[Figure collection entries]
------------------------------------

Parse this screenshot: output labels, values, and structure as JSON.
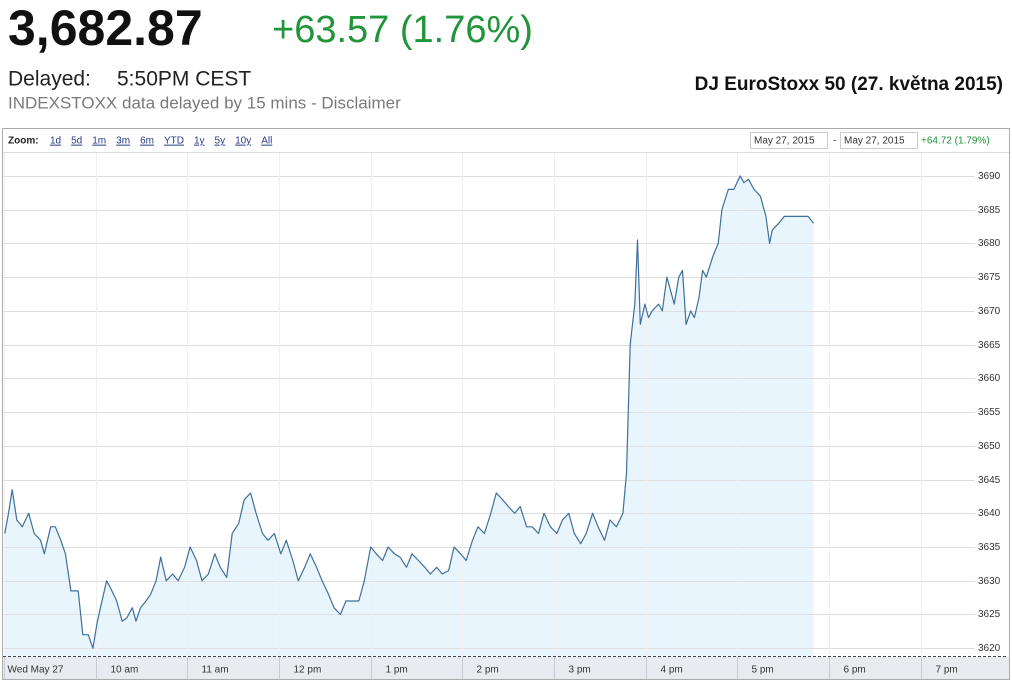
{
  "header": {
    "price": "3,682.87",
    "change": "+63.57 (1.76%)",
    "delayed_label": "Delayed:",
    "delayed_time": "5:50PM CEST",
    "disclaimer": "INDEXSTOXX data delayed by 15 mins - Disclaimer"
  },
  "zoom": {
    "label": "Zoom:",
    "options": [
      "1d",
      "5d",
      "1m",
      "3m",
      "6m",
      "YTD",
      "1y",
      "5y",
      "10y",
      "All"
    ]
  },
  "range": {
    "start": "May 27, 2015",
    "separator": "-",
    "end": "May 27, 2015",
    "change": "+64.72 (1.79%)"
  },
  "chart_data": {
    "type": "line",
    "title": "DJ EuroStoxx 50 (27. května 2015)",
    "color": "#3f6f9c",
    "fill_color": "#e9f5fc",
    "grid": true,
    "x": [
      9.01,
      9.05,
      9.09,
      9.14,
      9.2,
      9.27,
      9.33,
      9.4,
      9.44,
      9.51,
      9.56,
      9.62,
      9.67,
      9.73,
      9.81,
      9.86,
      9.92,
      9.97,
      10.02,
      10.07,
      10.12,
      10.16,
      10.23,
      10.29,
      10.34,
      10.4,
      10.44,
      10.49,
      10.55,
      10.6,
      10.66,
      10.71,
      10.77,
      10.84,
      10.9,
      10.97,
      11.03,
      11.1,
      11.16,
      11.23,
      11.3,
      11.36,
      11.43,
      11.49,
      11.56,
      11.62,
      11.69,
      11.75,
      11.82,
      11.88,
      11.95,
      12.02,
      12.08,
      12.15,
      12.21,
      12.28,
      12.34,
      12.41,
      12.47,
      12.54,
      12.6,
      12.67,
      12.73,
      12.8,
      12.87,
      12.93,
      13,
      13.06,
      13.13,
      13.19,
      13.26,
      13.32,
      13.39,
      13.45,
      13.52,
      13.59,
      13.65,
      13.72,
      13.78,
      13.85,
      13.91,
      13.98,
      14.04,
      14.11,
      14.17,
      14.24,
      14.31,
      14.37,
      14.44,
      14.5,
      14.57,
      14.63,
      14.7,
      14.76,
      14.83,
      14.89,
      14.96,
      15.03,
      15.09,
      15.16,
      15.22,
      15.29,
      15.35,
      15.42,
      15.48,
      15.55,
      15.61,
      15.68,
      15.75,
      15.79,
      15.83,
      15.88,
      15.91,
      15.94,
      15.99,
      16.03,
      16.07,
      16.14,
      16.18,
      16.23,
      16.27,
      16.31,
      16.36,
      16.4,
      16.44,
      16.49,
      16.53,
      16.58,
      16.62,
      16.66,
      16.73,
      16.79,
      16.83,
      16.9,
      16.96,
      17.03,
      17.07,
      17.12,
      17.18,
      17.25,
      17.31,
      17.35,
      17.38,
      17.45,
      17.51,
      17.58,
      17.69,
      17.77,
      17.83
    ],
    "values": [
      3637,
      3640,
      3643.5,
      3639,
      3638,
      3640,
      3637,
      3636,
      3634,
      3638,
      3638,
      3636,
      3634,
      3628.5,
      3628.5,
      3622,
      3622,
      3620,
      3624,
      3627,
      3630,
      3629,
      3627,
      3624,
      3624.5,
      3626,
      3624,
      3626,
      3627,
      3628,
      3630,
      3633.5,
      3630,
      3631,
      3630,
      3632,
      3635,
      3633,
      3630,
      3631,
      3634,
      3632,
      3630.5,
      3637,
      3638.5,
      3642,
      3643,
      3640,
      3637,
      3636,
      3637,
      3634,
      3636,
      3633,
      3630,
      3632,
      3634,
      3632,
      3630,
      3628,
      3626,
      3625,
      3627,
      3627,
      3627,
      3630,
      3635,
      3634,
      3633,
      3635,
      3634,
      3633.5,
      3632,
      3634,
      3633,
      3632,
      3631,
      3632,
      3631,
      3631.5,
      3635,
      3634,
      3633,
      3636,
      3638,
      3637,
      3640,
      3643,
      3642,
      3641,
      3640,
      3641,
      3638,
      3638,
      3637,
      3640,
      3638,
      3637,
      3639,
      3640,
      3637,
      3635.5,
      3637,
      3640,
      3638,
      3636,
      3639,
      3638,
      3640,
      3646,
      3665,
      3671,
      3680.5,
      3668,
      3671,
      3669,
      3670,
      3671,
      3670,
      3675,
      3673,
      3671,
      3675,
      3676,
      3668,
      3670,
      3669,
      3672,
      3676,
      3675,
      3678,
      3680,
      3685,
      3688,
      3688,
      3690,
      3689,
      3689.5,
      3688,
      3687,
      3684,
      3680,
      3682,
      3683,
      3684,
      3684,
      3684,
      3684,
      3683
    ],
    "xlim": [
      8.99,
      19.95
    ],
    "xticks": [
      {
        "value": 9,
        "label": "Wed May 27"
      },
      {
        "value": 10,
        "label": "10 am"
      },
      {
        "value": 11,
        "label": "11 am"
      },
      {
        "value": 12,
        "label": "12 pm"
      },
      {
        "value": 13,
        "label": "1 pm"
      },
      {
        "value": 14,
        "label": "2 pm"
      },
      {
        "value": 15,
        "label": "3 pm"
      },
      {
        "value": 16,
        "label": "4 pm"
      },
      {
        "value": 17,
        "label": "5 pm"
      },
      {
        "value": 18,
        "label": "6 pm"
      },
      {
        "value": 19,
        "label": "7 pm"
      }
    ],
    "ylim": [
      3618.7,
      3693.4
    ],
    "yticks": [
      3620,
      3625,
      3630,
      3635,
      3640,
      3645,
      3650,
      3655,
      3660,
      3665,
      3670,
      3675,
      3680,
      3685,
      3690
    ]
  }
}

------------------------------------

Make a list of all lines in the data that contain "values".

● **ANSWER TO THIS EXERCISE**
Parse this screenshot: output labels, values, and structure as JSON.
    "values": [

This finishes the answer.